What needs to be done:
Search the entries for the word "zbîrcită" and pull out each line that has it.

Records shown:

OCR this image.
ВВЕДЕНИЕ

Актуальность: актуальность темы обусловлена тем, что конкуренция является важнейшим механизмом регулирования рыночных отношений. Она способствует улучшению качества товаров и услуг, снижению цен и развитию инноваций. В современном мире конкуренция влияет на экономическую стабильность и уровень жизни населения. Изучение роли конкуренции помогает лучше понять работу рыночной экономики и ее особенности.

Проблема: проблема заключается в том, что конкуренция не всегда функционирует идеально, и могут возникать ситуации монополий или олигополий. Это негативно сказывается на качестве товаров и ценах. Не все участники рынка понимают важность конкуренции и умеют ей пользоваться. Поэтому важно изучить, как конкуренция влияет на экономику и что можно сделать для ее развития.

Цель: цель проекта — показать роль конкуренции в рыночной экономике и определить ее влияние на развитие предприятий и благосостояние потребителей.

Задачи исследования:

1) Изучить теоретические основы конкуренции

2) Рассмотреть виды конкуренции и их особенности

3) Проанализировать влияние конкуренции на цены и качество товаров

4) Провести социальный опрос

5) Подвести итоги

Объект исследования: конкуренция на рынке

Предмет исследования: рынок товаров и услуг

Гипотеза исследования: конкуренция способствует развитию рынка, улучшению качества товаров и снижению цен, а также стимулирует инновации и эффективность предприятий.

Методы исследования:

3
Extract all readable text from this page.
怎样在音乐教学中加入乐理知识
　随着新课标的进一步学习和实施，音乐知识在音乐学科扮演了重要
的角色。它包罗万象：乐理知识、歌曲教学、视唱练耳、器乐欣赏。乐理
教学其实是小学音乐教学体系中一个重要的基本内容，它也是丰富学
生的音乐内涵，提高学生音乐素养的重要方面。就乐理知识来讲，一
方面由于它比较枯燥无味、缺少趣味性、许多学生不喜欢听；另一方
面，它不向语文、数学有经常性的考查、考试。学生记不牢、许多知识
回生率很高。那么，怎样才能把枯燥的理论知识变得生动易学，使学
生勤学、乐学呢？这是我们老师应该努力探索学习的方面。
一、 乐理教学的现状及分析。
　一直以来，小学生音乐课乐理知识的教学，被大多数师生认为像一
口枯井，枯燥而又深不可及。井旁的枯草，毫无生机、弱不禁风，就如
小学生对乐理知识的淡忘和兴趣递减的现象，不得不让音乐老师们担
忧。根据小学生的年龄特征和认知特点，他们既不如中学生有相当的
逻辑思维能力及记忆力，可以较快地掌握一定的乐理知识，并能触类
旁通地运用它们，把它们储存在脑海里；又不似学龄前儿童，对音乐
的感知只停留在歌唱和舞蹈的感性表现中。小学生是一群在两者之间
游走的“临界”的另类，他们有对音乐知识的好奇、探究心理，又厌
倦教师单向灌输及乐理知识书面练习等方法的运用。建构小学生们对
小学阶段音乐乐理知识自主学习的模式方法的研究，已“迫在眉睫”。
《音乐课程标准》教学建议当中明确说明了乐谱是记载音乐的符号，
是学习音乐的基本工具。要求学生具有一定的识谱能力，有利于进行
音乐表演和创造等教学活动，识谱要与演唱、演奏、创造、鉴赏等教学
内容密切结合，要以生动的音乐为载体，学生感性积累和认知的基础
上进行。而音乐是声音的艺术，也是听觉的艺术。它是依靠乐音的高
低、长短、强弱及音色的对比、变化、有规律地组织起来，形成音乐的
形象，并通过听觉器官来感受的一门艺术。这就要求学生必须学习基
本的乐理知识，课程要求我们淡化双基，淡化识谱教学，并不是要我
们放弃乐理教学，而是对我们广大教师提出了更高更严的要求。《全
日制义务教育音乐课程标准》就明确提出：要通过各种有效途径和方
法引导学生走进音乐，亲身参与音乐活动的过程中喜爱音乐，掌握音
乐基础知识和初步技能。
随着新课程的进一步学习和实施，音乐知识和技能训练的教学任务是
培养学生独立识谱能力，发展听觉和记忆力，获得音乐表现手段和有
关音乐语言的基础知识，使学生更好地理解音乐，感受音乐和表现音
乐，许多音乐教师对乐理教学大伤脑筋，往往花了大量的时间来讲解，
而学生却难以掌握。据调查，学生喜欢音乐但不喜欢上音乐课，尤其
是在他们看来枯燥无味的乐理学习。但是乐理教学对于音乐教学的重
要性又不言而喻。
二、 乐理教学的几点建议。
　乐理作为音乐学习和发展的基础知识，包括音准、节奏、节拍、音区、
--
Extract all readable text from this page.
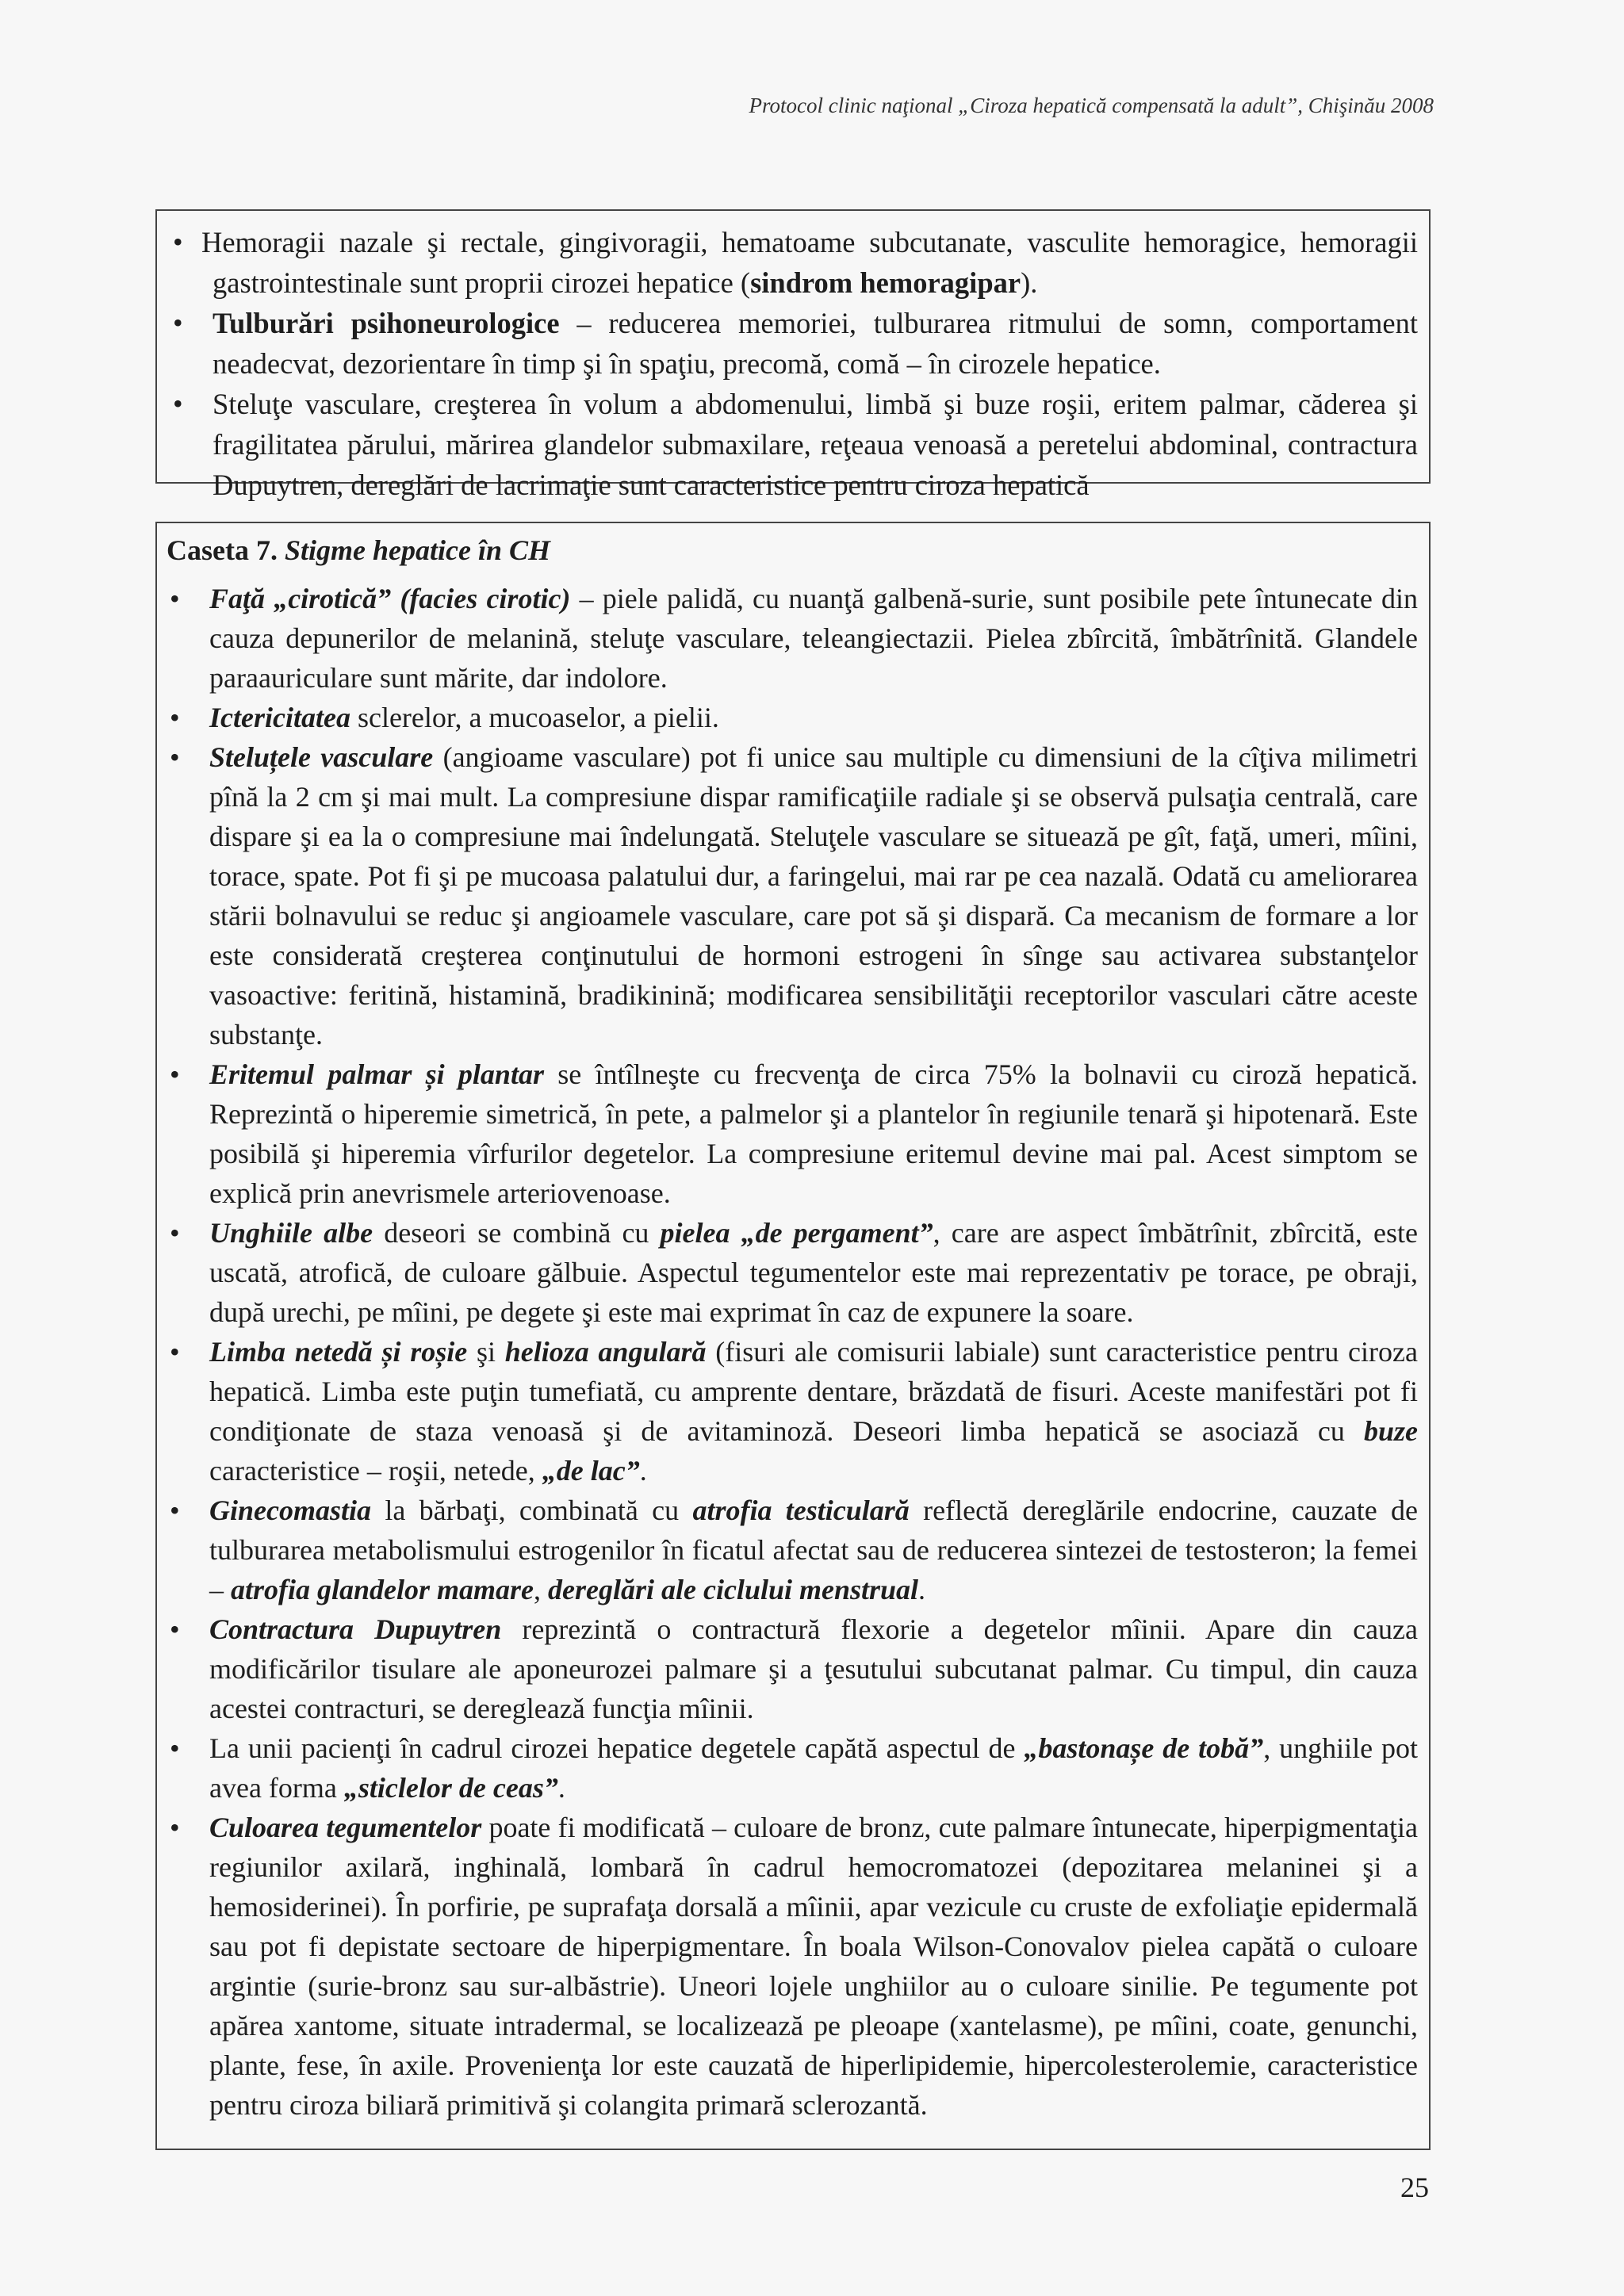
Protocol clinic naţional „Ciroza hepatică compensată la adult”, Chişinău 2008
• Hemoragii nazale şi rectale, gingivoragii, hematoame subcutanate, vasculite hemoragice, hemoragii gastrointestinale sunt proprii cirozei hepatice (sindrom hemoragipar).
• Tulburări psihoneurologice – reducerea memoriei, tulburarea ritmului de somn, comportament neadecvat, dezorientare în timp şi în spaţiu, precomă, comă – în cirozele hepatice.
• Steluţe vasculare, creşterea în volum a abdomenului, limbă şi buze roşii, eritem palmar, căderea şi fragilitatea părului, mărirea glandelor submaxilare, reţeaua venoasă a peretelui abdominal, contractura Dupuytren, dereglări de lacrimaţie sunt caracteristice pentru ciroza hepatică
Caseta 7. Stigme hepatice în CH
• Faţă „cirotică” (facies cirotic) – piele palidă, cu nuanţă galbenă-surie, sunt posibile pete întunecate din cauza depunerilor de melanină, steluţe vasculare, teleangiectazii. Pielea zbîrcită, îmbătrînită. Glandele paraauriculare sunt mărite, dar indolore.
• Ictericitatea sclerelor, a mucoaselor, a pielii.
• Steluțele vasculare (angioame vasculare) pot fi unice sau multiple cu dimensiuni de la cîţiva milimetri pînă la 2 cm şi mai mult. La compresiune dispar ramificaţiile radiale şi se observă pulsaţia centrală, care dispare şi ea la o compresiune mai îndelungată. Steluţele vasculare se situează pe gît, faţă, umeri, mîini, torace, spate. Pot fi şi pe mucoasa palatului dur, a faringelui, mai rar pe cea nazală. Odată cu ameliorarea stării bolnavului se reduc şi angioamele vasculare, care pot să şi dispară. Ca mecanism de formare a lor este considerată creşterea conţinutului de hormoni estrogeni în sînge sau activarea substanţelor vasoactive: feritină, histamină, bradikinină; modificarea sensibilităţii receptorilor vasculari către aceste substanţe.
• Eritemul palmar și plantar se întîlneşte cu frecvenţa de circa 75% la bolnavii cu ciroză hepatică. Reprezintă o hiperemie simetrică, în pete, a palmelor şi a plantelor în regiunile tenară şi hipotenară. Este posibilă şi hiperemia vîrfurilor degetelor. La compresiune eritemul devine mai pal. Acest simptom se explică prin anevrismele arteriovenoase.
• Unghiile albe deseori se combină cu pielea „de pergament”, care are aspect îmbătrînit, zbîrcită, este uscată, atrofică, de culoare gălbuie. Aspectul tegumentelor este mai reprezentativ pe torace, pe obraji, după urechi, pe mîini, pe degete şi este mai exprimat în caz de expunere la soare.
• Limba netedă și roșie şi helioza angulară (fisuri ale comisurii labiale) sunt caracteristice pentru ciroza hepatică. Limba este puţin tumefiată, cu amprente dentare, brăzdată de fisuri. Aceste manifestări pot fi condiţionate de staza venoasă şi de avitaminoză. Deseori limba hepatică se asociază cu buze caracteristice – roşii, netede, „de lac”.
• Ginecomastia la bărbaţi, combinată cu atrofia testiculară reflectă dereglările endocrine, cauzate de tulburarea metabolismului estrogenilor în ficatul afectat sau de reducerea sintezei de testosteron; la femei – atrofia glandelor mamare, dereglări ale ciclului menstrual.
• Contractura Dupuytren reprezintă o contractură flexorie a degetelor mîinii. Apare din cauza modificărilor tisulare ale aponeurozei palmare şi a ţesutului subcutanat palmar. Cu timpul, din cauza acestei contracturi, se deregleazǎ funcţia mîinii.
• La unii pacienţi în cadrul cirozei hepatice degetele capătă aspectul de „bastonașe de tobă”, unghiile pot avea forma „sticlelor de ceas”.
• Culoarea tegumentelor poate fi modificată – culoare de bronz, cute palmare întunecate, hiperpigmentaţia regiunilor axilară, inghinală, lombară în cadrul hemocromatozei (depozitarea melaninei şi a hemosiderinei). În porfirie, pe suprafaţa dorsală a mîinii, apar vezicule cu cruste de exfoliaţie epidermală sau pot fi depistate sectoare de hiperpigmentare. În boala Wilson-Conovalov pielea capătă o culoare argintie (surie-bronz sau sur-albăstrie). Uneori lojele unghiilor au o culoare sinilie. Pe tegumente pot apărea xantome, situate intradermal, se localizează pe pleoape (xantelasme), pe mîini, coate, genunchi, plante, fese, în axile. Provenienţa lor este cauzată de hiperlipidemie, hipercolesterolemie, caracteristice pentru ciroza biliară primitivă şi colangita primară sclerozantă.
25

Complete output:
• Faţă „cirotică” (facies cirotic) – piele palidă, cu nuanţă galbenă-surie, sunt posibile pete întunecate din cauza depunerilor de melanină, steluţe vasculare, teleangiectazii. Pielea zbîrcită, îmbătrînită. Glandele paraauriculare sunt mărite, dar indolore.
• Unghiile albe deseori se combină cu pielea „de pergament”, care are aspect îmbătrînit, zbîrcită, este uscată, atrofică, de culoare gălbuie. Aspectul tegumentelor este mai reprezentativ pe torace, pe obraji, după urechi, pe mîini, pe degete şi este mai exprimat în caz de expunere la soare.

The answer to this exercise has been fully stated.